■ **EXERCISE BRIEF**: Render this sentence from the Mbagala text below into Spanish: "Buza and Azimio wards border the ward to the north."

■ **TEXT**:
▼▼▼

- From top to bottom:
- Interactive map of Mbagala
- Coordinates: 6°53′59.64″S 39°15′57.6″E﻿ / ﻿6.8999000°S 39.266000°E
- Country: Tanzania
- Region: Dar es Salaam Region
- District: Temeke District

Area
- • Total: 3.3 km^{2} (1.3 sq mi)

Population (2012)
- • Total: 53,291

Ethnic groups
- • Settler: Swahili
- • Ancestral: Zaramo
- Tanzanian Postal Code: 15114

= Mbagala =

Ward of Temeke District, Dar es Salaam Region

Mbagala (Kata ya Mbagala , in Swahili) is an administrative ward in the Temeke district of the Dar es Salaam Region of Tanzania. Buza and Azimio wards border the ward to the north. The ward is bordered by Kijichi and Mbagala Kuu to the east and Charambe to the south. Last but not least, Kiburugwa borders the ward on the west. Mbagala is also the site of an army base, which was hit by a deadly ammunition dump explosion on April 29, 2009. According to the 2012 census, the ward has a total population of 52,582.

==Administration==
The postal code for Mbagala Ward is 15114.

▲▲▲

■ **RECORD EXCERPTS**:
▼▼▼

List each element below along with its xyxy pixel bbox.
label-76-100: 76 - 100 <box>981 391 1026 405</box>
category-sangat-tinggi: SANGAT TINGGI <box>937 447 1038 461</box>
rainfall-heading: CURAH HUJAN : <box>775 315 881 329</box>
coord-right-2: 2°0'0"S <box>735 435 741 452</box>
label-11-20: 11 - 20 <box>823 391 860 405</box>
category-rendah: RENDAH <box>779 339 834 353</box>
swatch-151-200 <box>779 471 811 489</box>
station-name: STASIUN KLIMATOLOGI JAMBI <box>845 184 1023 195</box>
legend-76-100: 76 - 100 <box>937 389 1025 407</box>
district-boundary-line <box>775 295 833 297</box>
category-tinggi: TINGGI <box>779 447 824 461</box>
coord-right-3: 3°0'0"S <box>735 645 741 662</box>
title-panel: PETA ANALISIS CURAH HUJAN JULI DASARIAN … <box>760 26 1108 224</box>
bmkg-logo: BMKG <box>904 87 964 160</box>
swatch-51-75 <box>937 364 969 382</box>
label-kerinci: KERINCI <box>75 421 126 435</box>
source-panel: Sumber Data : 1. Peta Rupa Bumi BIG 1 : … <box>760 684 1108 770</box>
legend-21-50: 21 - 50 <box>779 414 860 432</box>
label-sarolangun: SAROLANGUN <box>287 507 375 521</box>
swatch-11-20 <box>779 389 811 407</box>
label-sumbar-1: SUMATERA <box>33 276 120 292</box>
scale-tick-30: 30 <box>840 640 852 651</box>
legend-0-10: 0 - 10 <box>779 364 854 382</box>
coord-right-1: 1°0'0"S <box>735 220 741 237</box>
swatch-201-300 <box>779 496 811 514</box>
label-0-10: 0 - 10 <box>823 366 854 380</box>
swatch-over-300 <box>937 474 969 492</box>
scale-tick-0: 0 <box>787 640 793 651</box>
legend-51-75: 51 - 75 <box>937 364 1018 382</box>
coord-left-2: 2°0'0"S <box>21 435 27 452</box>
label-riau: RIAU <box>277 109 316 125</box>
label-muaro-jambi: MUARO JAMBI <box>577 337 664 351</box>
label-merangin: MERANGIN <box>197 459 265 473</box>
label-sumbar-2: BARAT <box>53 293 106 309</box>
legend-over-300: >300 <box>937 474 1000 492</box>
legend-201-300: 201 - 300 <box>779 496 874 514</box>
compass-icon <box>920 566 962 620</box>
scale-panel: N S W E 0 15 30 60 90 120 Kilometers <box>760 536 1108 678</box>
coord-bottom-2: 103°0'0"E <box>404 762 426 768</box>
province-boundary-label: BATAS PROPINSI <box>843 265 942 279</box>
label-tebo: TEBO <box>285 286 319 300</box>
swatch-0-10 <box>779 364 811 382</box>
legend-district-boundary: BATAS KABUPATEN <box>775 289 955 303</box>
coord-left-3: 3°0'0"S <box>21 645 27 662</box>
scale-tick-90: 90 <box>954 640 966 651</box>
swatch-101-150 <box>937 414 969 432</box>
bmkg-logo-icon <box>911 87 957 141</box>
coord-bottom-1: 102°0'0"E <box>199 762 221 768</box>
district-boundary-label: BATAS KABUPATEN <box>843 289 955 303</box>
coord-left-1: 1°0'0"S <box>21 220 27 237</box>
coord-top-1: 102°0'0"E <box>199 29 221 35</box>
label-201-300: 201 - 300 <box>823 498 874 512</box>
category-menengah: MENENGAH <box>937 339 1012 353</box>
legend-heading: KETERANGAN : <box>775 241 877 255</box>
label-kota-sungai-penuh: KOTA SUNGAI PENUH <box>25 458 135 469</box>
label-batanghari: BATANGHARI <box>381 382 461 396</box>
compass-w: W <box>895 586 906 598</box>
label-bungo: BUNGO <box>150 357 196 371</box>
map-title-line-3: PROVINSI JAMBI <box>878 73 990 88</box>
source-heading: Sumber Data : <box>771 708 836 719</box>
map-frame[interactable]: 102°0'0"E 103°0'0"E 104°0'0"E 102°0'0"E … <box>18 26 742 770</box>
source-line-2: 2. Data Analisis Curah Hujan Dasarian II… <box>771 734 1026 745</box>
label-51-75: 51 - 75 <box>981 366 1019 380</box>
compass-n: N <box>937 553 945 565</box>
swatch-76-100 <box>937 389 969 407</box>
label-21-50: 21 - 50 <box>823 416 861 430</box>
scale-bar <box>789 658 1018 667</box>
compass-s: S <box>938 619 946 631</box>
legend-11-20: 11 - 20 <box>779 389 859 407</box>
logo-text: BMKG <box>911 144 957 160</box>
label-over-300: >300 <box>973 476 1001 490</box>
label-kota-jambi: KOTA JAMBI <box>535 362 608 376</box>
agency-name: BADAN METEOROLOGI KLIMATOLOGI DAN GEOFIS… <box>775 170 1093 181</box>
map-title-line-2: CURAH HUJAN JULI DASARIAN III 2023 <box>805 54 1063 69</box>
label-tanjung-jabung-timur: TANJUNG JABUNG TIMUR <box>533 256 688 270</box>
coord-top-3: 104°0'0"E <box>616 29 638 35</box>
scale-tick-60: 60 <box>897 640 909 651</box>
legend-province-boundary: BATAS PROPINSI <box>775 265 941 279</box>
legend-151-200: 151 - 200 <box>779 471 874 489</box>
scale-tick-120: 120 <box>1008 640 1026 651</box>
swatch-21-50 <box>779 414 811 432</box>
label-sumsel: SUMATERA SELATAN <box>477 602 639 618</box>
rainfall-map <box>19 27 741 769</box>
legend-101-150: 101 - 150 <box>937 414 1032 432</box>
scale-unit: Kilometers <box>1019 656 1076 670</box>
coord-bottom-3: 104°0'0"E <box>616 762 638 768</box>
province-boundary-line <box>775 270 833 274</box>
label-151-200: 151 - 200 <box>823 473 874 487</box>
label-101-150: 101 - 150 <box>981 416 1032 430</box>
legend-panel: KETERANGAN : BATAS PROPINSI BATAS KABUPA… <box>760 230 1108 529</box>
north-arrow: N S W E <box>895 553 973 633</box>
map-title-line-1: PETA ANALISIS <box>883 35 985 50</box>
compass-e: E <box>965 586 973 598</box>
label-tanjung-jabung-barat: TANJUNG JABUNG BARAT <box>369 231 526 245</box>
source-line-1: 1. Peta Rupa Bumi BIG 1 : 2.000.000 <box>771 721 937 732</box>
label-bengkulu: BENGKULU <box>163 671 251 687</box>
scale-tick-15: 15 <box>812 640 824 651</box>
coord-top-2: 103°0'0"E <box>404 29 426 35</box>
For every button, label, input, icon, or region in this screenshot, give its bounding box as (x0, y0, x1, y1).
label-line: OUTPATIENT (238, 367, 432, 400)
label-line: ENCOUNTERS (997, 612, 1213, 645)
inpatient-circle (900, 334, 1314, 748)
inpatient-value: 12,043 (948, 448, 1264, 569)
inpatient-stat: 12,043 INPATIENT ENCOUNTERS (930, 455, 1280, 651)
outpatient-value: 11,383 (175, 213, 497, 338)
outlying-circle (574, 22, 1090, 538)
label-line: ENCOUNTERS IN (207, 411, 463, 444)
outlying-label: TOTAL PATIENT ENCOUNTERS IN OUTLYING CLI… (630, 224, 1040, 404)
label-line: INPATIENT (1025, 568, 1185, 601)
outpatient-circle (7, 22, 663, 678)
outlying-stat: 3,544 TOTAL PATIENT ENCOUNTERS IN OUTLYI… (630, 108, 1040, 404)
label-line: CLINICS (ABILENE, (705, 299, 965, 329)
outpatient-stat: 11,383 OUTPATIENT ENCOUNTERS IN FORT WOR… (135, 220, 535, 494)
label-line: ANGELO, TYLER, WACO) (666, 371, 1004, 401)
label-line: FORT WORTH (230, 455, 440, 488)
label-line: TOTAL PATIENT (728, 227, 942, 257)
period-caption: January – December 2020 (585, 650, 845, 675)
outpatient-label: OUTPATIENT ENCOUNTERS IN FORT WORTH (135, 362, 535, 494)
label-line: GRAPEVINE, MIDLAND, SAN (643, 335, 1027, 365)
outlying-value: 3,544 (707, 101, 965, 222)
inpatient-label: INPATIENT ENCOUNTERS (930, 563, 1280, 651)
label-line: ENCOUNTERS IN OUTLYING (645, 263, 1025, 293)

▲▲▲

■ **TASK SOLUTION**: Las circunscripciones de Buza y Azimio limitan al norte con la circunscripción.